[Stored entries]

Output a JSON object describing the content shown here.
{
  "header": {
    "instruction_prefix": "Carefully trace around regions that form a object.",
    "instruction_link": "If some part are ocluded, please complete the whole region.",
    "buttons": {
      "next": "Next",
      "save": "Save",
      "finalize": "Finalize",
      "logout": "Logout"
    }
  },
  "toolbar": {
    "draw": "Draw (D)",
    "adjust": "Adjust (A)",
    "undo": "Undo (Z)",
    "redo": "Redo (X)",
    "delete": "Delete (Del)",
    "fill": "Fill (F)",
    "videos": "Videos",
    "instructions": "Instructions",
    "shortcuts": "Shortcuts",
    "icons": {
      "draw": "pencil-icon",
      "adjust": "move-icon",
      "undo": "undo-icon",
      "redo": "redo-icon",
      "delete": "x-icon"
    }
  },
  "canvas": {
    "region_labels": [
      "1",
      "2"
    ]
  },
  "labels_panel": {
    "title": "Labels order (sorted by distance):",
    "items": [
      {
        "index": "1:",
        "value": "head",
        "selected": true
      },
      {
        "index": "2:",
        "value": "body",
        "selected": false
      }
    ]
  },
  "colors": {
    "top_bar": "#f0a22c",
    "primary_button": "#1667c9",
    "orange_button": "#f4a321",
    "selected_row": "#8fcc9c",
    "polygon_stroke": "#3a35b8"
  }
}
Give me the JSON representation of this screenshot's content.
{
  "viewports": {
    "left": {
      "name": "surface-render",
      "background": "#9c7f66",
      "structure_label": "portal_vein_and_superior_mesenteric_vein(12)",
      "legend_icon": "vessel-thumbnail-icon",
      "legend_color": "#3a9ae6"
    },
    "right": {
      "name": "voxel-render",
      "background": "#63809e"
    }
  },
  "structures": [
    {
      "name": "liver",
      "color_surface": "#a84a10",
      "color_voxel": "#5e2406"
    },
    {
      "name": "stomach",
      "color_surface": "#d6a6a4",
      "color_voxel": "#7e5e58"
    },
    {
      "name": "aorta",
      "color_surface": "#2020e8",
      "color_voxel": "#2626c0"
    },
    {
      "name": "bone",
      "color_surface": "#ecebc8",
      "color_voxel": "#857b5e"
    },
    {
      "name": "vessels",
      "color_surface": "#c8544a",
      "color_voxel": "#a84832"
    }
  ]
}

*REQUIREMENT*. Make an exact copy of every line from the one with "Give me the" to the end of the data, with the first and last of those lines included.

*ANSWER TO THE PROBLEM*.
Give me the JSON representation of this screenshot's content.
{
  "viewports": {
    "left": {
      "name": "surface-render",
      "background": "#9c7f66",
      "structure_label": "portal_vein_and_superior_mesenteric_vein(12)",
      "legend_icon": "vessel-thumbnail-icon",
      "legend_color": "#3a9ae6"
    },
    "right": {
      "name": "voxel-render",
      "background": "#63809e"
    }
  },
  "structures": [
    {
      "name": "liver",
      "color_surface": "#a84a10",
      "color_voxel": "#5e2406"
    },
    {
      "name": "stomach",
      "color_surface": "#d6a6a4",
      "color_voxel": "#7e5e58"
    },
    {
      "name": "aorta",
      "color_surface": "#2020e8",
      "color_voxel": "#2626c0"
    },
    {
      "name": "bone",
      "color_surface": "#ecebc8",
      "color_voxel": "#857b5e"
    },
    {
      "name": "vessels",
      "color_surface": "#c8544a",
      "color_voxel": "#a84832"
    }
  ]
}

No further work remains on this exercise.